▶ What you are asked to do
Extract the full set of records that follows, word for word.

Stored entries

----

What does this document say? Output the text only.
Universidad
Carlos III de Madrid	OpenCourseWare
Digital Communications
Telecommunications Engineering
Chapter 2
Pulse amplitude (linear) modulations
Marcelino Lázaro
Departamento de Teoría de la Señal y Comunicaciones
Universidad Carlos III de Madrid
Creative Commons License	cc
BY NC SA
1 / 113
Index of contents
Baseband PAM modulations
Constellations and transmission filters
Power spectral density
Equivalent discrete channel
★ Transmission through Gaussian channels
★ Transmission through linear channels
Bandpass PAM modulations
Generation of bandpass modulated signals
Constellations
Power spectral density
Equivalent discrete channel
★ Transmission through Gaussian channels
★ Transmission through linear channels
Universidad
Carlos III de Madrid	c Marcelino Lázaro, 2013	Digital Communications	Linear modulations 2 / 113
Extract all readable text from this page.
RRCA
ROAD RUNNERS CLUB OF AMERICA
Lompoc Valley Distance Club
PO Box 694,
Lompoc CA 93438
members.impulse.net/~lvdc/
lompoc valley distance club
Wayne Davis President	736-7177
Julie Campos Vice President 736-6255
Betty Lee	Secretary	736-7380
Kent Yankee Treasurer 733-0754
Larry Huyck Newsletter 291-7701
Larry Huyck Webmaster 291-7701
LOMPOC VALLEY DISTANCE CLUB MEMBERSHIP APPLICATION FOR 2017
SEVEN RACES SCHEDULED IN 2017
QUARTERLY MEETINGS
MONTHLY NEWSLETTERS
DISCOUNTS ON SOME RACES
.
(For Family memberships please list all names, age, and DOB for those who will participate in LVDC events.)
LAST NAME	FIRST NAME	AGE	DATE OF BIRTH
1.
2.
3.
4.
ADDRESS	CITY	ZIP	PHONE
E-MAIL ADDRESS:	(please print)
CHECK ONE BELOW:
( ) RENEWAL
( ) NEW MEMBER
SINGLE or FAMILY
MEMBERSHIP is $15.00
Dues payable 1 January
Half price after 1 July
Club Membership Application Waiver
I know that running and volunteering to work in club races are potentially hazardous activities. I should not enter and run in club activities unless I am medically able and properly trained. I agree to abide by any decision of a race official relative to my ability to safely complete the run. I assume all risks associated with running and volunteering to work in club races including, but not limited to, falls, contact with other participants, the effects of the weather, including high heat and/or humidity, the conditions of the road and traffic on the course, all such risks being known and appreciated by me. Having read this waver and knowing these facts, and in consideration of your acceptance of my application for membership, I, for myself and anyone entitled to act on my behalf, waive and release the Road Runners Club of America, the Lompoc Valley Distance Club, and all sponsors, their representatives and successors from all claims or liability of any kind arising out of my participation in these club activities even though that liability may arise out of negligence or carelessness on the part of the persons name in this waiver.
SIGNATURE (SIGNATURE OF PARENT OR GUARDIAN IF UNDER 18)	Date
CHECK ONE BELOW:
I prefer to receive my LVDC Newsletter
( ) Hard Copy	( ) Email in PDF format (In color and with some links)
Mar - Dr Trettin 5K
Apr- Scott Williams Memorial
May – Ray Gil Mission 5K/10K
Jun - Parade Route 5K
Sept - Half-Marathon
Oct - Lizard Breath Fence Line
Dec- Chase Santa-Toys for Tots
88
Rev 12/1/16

----

▶ Response to the exercise
What does this document say? Output the text only.
Universidad
Carlos III de Madrid	OpenCourseWare
Digital Communications
Telecommunications Engineering
Chapter 2
Pulse amplitude (linear) modulations
Marcelino Lázaro
Departamento de Teoría de la Señal y Comunicaciones
Universidad Carlos III de Madrid
Creative Commons License	cc
BY NC SA
1 / 113
Index of contents
Baseband PAM modulations
Constellations and transmission filters
Power spectral density
Equivalent discrete channel
★ Transmission through Gaussian channels
★ Transmission through linear channels
Bandpass PAM modulations
Generation of bandpass modulated signals
Constellations
Power spectral density
Equivalent discrete channel
★ Transmission through Gaussian channels
★ Transmission through linear channels
Universidad
Carlos III de Madrid	c Marcelino Lázaro, 2013	Digital Communications	Linear modulations 2 / 113
Extract all readable text from this page.
RRCA
ROAD RUNNERS CLUB OF AMERICA
Lompoc Valley Distance Club
PO Box 694,
Lompoc CA 93438
members.impulse.net/~lvdc/
lompoc valley distance club
Wayne Davis President	736-7177
Julie Campos Vice President 736-6255
Betty Lee	Secretary	736-7380
Kent Yankee Treasurer 733-0754
Larry Huyck Newsletter 291-7701
Larry Huyck Webmaster 291-7701
LOMPOC VALLEY DISTANCE CLUB MEMBERSHIP APPLICATION FOR 2017
SEVEN RACES SCHEDULED IN 2017
QUARTERLY MEETINGS
MONTHLY NEWSLETTERS
DISCOUNTS ON SOME RACES
.
(For Family memberships please list all names, age, and DOB for those who will participate in LVDC events.)
LAST NAME	FIRST NAME	AGE	DATE OF BIRTH
1.
2.
3.
4.
ADDRESS	CITY	ZIP	PHONE
E-MAIL ADDRESS:	(please print)
CHECK ONE BELOW:
( ) RENEWAL
( ) NEW MEMBER
SINGLE or FAMILY
MEMBERSHIP is $15.00
Dues payable 1 January
Half price after 1 July
Club Membership Application Waiver
I know that running and volunteering to work in club races are potentially hazardous activities. I should not enter and run in club activities unless I am medically able and properly trained. I agree to abide by any decision of a race official relative to my ability to safely complete the run. I assume all risks associated with running and volunteering to work in club races including, but not limited to, falls, contact with other participants, the effects of the weather, including high heat and/or humidity, the conditions of the road and traffic on the course, all such risks being known and appreciated by me. Having read this waver and knowing these facts, and in consideration of your acceptance of my application for membership, I, for myself and anyone entitled to act on my behalf, waive and release the Road Runners Club of America, the Lompoc Valley Distance Club, and all sponsors, their representatives and successors from all claims or liability of any kind arising out of my participation in these club activities even though that liability may arise out of negligence or carelessness on the part of the persons name in this waiver.
SIGNATURE (SIGNATURE OF PARENT OR GUARDIAN IF UNDER 18)	Date
CHECK ONE BELOW:
I prefer to receive my LVDC Newsletter
( ) Hard Copy	( ) Email in PDF format (In color and with some links)
Mar - Dr Trettin 5K
Apr- Scott Williams Memorial
May – Ray Gil Mission 5K/10K
Jun - Parade Route 5K
Sept - Half-Marathon
Oct - Lizard Breath Fence Line
Dec- Chase Santa-Toys for Tots
88
Rev 12/1/16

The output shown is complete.